Brief
Copy each line that contains the word "불가하오니".

Exercise material

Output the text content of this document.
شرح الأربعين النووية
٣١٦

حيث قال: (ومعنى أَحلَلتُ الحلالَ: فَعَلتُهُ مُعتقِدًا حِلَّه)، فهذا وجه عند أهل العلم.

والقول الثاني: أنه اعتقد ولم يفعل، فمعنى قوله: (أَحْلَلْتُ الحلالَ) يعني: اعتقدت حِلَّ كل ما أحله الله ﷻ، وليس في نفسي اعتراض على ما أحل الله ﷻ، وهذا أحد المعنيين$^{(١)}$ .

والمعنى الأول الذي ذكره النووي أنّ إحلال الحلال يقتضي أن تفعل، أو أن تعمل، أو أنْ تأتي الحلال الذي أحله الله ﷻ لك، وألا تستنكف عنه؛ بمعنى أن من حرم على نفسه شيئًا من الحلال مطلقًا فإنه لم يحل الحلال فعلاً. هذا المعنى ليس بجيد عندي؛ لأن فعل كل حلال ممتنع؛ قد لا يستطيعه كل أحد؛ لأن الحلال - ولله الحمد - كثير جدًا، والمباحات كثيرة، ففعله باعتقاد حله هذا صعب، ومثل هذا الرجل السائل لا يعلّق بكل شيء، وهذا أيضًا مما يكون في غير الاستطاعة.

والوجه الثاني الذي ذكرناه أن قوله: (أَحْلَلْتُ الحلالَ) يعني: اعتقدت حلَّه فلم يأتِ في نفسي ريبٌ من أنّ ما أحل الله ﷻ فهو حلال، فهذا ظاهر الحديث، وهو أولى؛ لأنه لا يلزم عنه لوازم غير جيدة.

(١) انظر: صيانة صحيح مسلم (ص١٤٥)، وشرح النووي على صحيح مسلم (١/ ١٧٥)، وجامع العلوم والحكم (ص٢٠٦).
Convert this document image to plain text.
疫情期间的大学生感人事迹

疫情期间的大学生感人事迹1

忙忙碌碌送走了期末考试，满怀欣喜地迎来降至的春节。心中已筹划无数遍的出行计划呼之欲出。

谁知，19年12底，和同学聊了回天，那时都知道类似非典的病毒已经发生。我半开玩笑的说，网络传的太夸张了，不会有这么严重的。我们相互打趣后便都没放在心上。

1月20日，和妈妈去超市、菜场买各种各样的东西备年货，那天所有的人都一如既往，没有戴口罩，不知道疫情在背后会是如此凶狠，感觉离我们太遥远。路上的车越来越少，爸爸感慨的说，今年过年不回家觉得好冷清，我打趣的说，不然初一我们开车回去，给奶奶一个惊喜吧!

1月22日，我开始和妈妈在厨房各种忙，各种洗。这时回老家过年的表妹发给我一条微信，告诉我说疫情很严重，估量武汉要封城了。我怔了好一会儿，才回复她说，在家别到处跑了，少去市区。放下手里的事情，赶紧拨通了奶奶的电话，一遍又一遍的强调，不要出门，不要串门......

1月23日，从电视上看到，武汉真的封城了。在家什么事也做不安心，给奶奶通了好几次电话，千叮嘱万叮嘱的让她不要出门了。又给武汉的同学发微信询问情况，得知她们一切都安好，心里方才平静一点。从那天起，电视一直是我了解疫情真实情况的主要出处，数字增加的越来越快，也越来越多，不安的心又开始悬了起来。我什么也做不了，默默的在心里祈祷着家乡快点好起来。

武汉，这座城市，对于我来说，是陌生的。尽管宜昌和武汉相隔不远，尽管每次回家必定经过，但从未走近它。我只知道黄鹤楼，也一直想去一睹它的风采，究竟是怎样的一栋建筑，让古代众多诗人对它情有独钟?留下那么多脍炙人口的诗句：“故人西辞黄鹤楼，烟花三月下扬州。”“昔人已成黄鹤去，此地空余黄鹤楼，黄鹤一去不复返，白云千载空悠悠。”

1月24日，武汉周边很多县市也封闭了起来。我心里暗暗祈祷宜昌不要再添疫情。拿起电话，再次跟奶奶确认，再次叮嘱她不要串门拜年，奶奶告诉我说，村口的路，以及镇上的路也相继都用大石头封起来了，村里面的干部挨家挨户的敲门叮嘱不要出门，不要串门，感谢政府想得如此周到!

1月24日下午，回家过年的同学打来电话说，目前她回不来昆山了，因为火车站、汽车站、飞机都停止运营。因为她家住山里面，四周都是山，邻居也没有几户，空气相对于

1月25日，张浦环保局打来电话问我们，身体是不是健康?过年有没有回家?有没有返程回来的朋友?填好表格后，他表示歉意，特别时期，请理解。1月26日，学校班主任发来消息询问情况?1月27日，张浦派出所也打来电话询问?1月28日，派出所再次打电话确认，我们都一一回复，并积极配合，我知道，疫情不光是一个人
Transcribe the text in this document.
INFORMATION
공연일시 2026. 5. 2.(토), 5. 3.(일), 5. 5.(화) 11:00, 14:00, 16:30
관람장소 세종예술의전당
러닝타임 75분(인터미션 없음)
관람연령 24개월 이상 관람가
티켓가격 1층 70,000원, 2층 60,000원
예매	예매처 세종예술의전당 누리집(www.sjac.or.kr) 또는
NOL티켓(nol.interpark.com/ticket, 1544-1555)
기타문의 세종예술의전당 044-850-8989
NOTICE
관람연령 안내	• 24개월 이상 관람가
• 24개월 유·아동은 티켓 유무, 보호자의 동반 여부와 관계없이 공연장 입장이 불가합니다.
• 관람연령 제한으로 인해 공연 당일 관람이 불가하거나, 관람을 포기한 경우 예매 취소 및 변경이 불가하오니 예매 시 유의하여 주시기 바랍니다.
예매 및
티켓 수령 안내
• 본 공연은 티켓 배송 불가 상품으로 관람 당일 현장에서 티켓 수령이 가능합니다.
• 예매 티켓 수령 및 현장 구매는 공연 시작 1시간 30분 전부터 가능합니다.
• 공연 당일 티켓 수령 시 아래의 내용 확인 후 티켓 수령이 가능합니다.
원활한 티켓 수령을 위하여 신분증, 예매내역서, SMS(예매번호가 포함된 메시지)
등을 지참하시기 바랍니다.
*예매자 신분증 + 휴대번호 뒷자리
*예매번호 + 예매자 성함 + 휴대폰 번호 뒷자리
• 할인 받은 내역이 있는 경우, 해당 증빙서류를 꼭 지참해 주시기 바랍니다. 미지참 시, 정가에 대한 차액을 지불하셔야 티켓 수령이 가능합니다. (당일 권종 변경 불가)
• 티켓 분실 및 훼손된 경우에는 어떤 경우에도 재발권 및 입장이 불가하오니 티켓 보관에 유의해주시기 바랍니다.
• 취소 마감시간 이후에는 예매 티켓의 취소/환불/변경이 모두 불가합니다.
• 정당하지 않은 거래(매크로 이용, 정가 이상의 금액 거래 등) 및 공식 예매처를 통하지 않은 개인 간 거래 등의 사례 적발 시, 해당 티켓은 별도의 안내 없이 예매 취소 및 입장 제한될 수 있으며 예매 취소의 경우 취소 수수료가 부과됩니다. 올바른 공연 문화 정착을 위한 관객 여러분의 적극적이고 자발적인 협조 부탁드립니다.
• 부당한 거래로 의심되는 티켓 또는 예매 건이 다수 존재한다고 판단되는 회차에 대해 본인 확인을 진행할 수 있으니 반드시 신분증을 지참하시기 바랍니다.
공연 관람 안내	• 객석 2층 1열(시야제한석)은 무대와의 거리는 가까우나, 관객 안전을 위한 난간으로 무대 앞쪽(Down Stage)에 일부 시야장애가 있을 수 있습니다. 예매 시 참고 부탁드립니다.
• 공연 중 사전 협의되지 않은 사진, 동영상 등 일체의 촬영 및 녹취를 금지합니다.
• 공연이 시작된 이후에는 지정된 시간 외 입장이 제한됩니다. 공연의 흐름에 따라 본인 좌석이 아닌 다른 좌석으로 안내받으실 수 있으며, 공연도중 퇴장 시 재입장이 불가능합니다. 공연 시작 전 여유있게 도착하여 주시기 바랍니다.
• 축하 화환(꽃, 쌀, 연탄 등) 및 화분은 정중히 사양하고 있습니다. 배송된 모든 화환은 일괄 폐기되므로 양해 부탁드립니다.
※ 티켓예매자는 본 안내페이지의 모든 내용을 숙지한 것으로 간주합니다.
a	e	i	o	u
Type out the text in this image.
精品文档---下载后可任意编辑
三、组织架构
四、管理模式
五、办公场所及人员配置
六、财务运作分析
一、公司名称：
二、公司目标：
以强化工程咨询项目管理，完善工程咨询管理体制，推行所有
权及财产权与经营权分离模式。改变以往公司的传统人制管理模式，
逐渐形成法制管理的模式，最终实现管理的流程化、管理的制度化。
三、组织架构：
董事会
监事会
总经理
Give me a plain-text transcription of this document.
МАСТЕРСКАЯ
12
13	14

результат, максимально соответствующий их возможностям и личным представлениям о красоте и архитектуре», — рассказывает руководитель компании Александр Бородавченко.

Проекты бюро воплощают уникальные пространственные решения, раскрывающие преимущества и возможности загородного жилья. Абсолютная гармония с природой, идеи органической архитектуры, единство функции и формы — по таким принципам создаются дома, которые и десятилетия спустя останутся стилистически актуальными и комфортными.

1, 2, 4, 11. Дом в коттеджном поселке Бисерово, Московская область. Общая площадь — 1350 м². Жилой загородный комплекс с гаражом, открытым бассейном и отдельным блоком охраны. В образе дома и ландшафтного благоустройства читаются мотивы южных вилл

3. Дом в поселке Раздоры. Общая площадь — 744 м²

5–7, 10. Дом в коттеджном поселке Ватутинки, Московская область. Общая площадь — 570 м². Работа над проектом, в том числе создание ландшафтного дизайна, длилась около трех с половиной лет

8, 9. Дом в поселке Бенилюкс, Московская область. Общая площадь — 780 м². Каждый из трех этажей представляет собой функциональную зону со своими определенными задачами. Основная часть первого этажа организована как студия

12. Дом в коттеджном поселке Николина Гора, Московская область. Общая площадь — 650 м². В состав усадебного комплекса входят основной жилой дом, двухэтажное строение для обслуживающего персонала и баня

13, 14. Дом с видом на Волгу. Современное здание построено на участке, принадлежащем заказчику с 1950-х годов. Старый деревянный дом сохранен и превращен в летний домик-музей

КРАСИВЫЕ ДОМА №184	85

Correct result
• 관람연령 제한으로 인해 공연 당일 관람이 불가하거나, 관람을 포기한 경우 예매 취소 및 변경이 불가하오니 예매 시 유의하여 주시기 바랍니다.
• 티켓 분실 및 훼손된 경우에는 어떤 경우에도 재발권 및 입장이 불가하오니 티켓 보관에 유의해주시기 바랍니다.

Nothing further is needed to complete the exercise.